[Data items]
▬▬▬

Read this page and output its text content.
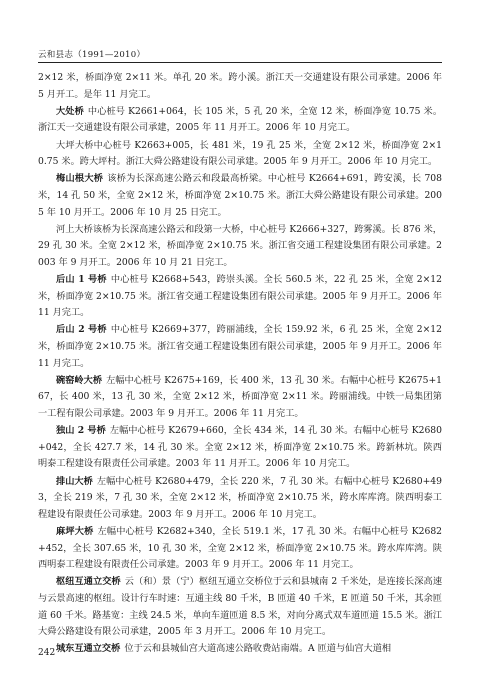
云和县志（1991—2010）

2×12 米，桥面净宽 2×11 米。单孔 20 米。跨小溪。浙江天一交通建设有限公司承建。2006 年 5 月开工。是年 11 月完工。

大处桥 中心桩号 K2661+064，长 105 米，5 孔 20 米，全宽 12 米，桥面净宽 10.75 米。浙江天一交通建设有限公司承建，2005 年 11 月开工。2006 年 10 月完工。

大坪大桥中心桩号 K2663+005，长 481 米，19 孔 25 米，全宽 2×12 米，桥面净宽 2×10.75 米。跨大坪村。浙江大舜公路建设有限公司承建。2005 年 9 月开工。2006 年 10 月完工。

梅山根大桥 该桥为长深高速公路云和段最高桥梁。中心桩号 K2664+691，跨安溪，长 708 米，14 孔 50 米，全宽 2×12 米，桥面净宽 2×10.75 米。浙江大舜公路建设有限公司承建。2005 年 10 月开工。2006 年 10 月 25 日完工。

河上大桥该桥为长深高速公路云和段第一大桥，中心桩号 K2666+327，跨雾溪。长 876 米，29 孔 30 米。全宽 2×12 米，桥面净宽 2×10.75 米。浙江省交通工程建设集团有限公司承建。2003 年 9 月开工。2006 年 10 月 21 日完工。

后山 1 号桥 中心桩号 K2668+543，跨崇头溪。全长 560.5 米，22 孔 25 米，全宽 2×12 米，桥面净宽 2×10.75 米。浙江省交通工程建设集团有限公司承建。2005 年 9 月开工。2006 年 11 月完工。

后山 2 号桥 中心桩号 K2669+377，跨丽浦线，全长 159.92 米，6 孔 25 米，全宽 2×12 米，桥面净宽 2×10.75 米。浙江省交通工程建设集团有限公司承建，2005 年 9 月开工。2006 年 11 月完工。

碗窑岭大桥 左幅中心桩号 K2675+169，长 400 米，13 孔 30 米。右幅中心桩号 K2675+167，长 400 米，13 孔 30 米，全宽 2×12 米，桥面净宽 2×11 米。跨丽浦线。中铁一局集团第一工程有限公司承建。2003 年 9 月开工。2006 年 11 月完工。

独山 2 号桥 左幅中心桩号 K2679+660，全长 434 米，14 孔 30 米。右幅中心桩号 K2680+042，全长 427.7 米，14 孔 30 米。全宽 2×12 米，桥面净宽 2×10.75 米。跨新林坑。陕西明泰工程建设有限责任公司承建。2003 年 11 月开工。2006 年 10 月完工。

排山大桥 左幅中心桩号 K2680+479，全长 220 米，7 孔 30 米。右幅中心桩号 K2680+493，全长 219 米，7 孔 30 米，全宽 2×12 米，桥面净宽 2×10.75 米，跨水库库湾。陕西明泰工程建设有限责任公司承建。2003 年 9 月开工。2006 年 10 月完工。

麻坪大桥 左幅中心桩号 K2682+340，全长 519.1 米，17 孔 30 米。右幅中心桩号 K2682+452，全长 307.65 米，10 孔 30 米，全宽 2×12 米，桥面净宽 2×10.75 米。跨水库库湾。陕西明泰工程建设有限责任公司承建。2003 年 9 月开工。2006 年 11 月完工。

枢纽互通立交桥 云（和）景（宁）枢纽互通立交桥位于云和县城南 2 千米处，是连接长深高速与云景高速的枢纽。设计行车时速：互通主线 80 千米，B 匝道 40 千米，E 匝道 50 千米，其余匝道 60 千米。路基宽：主线 24.5 米，单向车道匝道 8.5 米，对向分离式双车道匝道 15.5 米。浙江大舜公路建设有限公司承建，2005 年 3 月开工。2006 年 10 月完工。

城东互通立交桥 位于云和县城仙宫大道高速公路收费站南端。A 匝道与仙宫大道相

242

▬▬▬

# What needs to be done
The pictures should not appear in the copy; every other part of the records above must be returned exactly.

# Answer for the task
Read this page and output its text content.
云和县志（1991—2010）

2×12 米，桥面净宽 2×11 米。单孔 20 米。跨小溪。浙江天一交通建设有限公司承建。2006 年 5 月开工。是年 11 月完工。

大处桥 中心桩号 K2661+064，长 105 米，5 孔 20 米，全宽 12 米，桥面净宽 10.75 米。浙江天一交通建设有限公司承建，2005 年 11 月开工。2006 年 10 月完工。

大坪大桥中心桩号 K2663+005，长 481 米，19 孔 25 米，全宽 2×12 米，桥面净宽 2×10.75 米。跨大坪村。浙江大舜公路建设有限公司承建。2005 年 9 月开工。2006 年 10 月完工。

梅山根大桥 该桥为长深高速公路云和段最高桥梁。中心桩号 K2664+691，跨安溪，长 708 米，14 孔 50 米，全宽 2×12 米，桥面净宽 2×10.75 米。浙江大舜公路建设有限公司承建。2005 年 10 月开工。2006 年 10 月 25 日完工。

河上大桥该桥为长深高速公路云和段第一大桥，中心桩号 K2666+327，跨雾溪。长 876 米，29 孔 30 米。全宽 2×12 米，桥面净宽 2×10.75 米。浙江省交通工程建设集团有限公司承建。2003 年 9 月开工。2006 年 10 月 21 日完工。

后山 1 号桥 中心桩号 K2668+543，跨崇头溪。全长 560.5 米，22 孔 25 米，全宽 2×12 米，桥面净宽 2×10.75 米。浙江省交通工程建设集团有限公司承建。2005 年 9 月开工。2006 年 11 月完工。

后山 2 号桥 中心桩号 K2669+377，跨丽浦线，全长 159.92 米，6 孔 25 米，全宽 2×12 米，桥面净宽 2×10.75 米。浙江省交通工程建设集团有限公司承建，2005 年 9 月开工。2006 年 11 月完工。

碗窑岭大桥 左幅中心桩号 K2675+169，长 400 米，13 孔 30 米。右幅中心桩号 K2675+167，长 400 米，13 孔 30 米，全宽 2×12 米，桥面净宽 2×11 米。跨丽浦线。中铁一局集团第一工程有限公司承建。2003 年 9 月开工。2006 年 11 月完工。

独山 2 号桥 左幅中心桩号 K2679+660，全长 434 米，14 孔 30 米。右幅中心桩号 K2680+042，全长 427.7 米，14 孔 30 米。全宽 2×12 米，桥面净宽 2×10.75 米。跨新林坑。陕西明泰工程建设有限责任公司承建。2003 年 11 月开工。2006 年 10 月完工。

排山大桥 左幅中心桩号 K2680+479，全长 220 米，7 孔 30 米。右幅中心桩号 K2680+493，全长 219 米，7 孔 30 米，全宽 2×12 米，桥面净宽 2×10.75 米，跨水库库湾。陕西明泰工程建设有限责任公司承建。2003 年 9 月开工。2006 年 10 月完工。

麻坪大桥 左幅中心桩号 K2682+340，全长 519.1 米，17 孔 30 米。右幅中心桩号 K2682+452，全长 307.65 米，10 孔 30 米，全宽 2×12 米，桥面净宽 2×10.75 米。跨水库库湾。陕西明泰工程建设有限责任公司承建。2003 年 9 月开工。2006 年 11 月完工。

枢纽互通立交桥 云（和）景（宁）枢纽互通立交桥位于云和县城南 2 千米处，是连接长深高速与云景高速的枢纽。设计行车时速：互通主线 80 千米，B 匝道 40 千米，E 匝道 50 千米，其余匝道 60 千米。路基宽：主线 24.5 米，单向车道匝道 8.5 米，对向分离式双车道匝道 15.5 米。浙江大舜公路建设有限公司承建，2005 年 3 月开工。2006 年 10 月完工。

城东互通立交桥 位于云和县城仙宫大道高速公路收费站南端。A 匝道与仙宫大道相

242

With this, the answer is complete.